**WHAT THE TASK REQUIRES:** Your task is to copy every line of the entries that contains "électroniques".

**TASK DATA:**
* START *

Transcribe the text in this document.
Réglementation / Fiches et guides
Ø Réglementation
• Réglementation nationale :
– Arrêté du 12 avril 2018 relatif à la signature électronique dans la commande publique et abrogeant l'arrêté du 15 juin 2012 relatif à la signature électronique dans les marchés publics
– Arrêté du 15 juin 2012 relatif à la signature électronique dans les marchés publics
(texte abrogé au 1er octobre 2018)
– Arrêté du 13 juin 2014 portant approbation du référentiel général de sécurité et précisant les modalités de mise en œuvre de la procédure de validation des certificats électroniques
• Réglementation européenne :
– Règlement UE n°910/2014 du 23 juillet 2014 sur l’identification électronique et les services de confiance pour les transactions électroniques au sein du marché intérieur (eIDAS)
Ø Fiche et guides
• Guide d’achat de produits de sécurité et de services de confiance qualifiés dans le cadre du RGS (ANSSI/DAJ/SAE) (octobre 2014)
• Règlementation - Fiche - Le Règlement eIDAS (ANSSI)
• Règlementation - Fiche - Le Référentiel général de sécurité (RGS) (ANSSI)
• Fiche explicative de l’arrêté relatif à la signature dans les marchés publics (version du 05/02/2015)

* END *
* START *

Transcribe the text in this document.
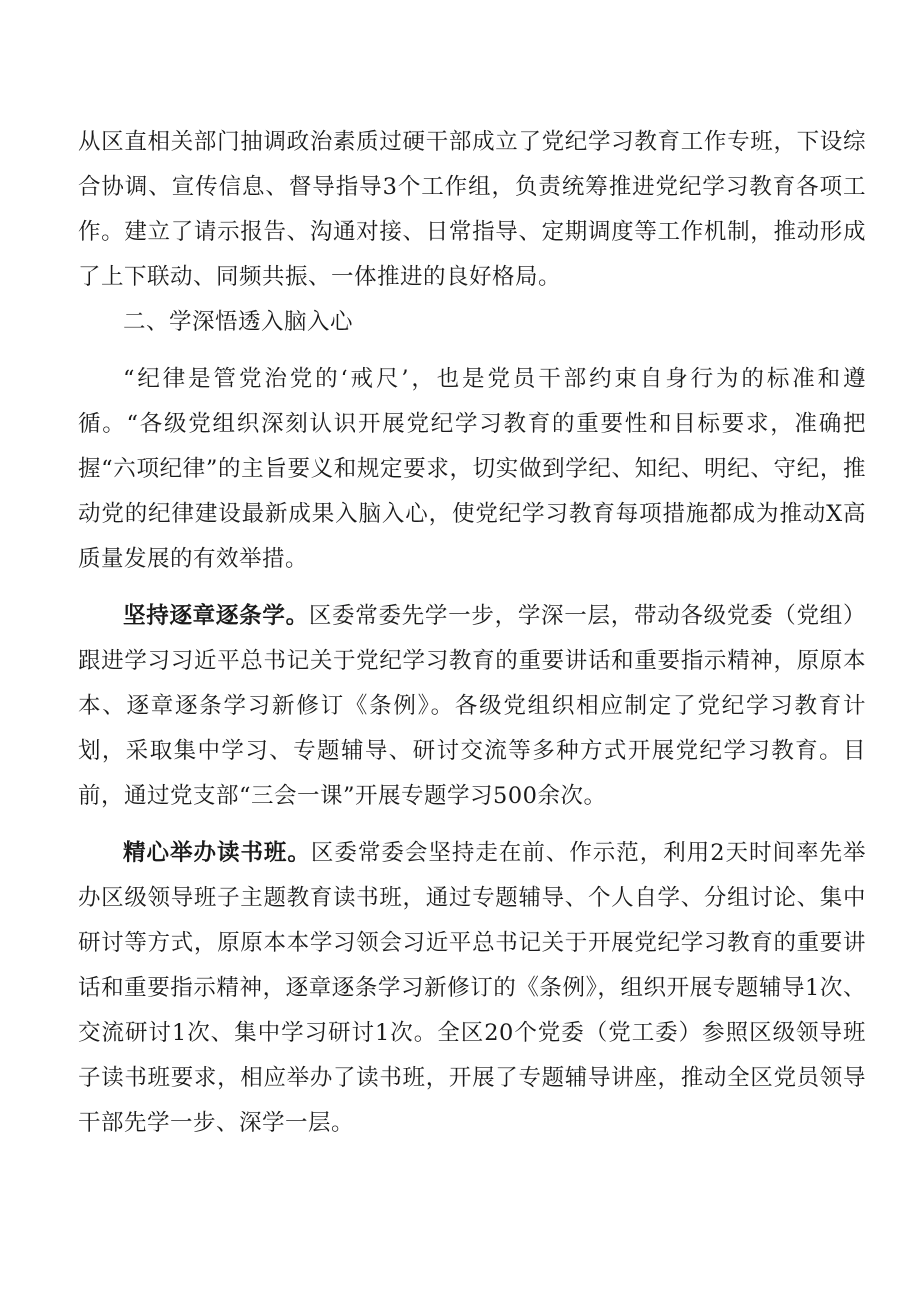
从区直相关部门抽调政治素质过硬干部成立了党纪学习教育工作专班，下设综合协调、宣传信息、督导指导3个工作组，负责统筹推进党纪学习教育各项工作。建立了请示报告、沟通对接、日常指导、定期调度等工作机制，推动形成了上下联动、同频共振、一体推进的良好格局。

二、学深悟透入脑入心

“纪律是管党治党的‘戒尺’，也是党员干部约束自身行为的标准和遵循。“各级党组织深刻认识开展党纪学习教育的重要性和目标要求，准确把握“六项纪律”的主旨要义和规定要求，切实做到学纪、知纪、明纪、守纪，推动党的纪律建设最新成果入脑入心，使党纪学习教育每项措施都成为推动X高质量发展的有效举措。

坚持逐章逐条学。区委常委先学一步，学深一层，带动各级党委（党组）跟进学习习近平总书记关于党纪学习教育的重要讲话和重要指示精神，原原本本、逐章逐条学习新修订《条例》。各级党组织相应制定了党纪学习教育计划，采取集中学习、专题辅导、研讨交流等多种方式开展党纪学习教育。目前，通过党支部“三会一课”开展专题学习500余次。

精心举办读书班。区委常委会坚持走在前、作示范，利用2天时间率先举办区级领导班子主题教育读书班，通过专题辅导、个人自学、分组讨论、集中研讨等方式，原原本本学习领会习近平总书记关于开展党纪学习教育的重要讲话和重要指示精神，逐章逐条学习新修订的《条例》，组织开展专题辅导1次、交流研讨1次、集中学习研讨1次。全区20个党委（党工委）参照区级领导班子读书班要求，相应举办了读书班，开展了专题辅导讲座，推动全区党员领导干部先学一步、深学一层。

* END *

**FINAL RESULT:**
– Arrêté du 13 juin 2014 portant approbation du référentiel général de sécurité et précisant les modalités de mise en œuvre de la procédure de validation des certificats électroniques
– Règlement UE n°910/2014 du 23 juillet 2014 sur l’identification électronique et les services de confiance pour les transactions électroniques au sein du marché intérieur (eIDAS)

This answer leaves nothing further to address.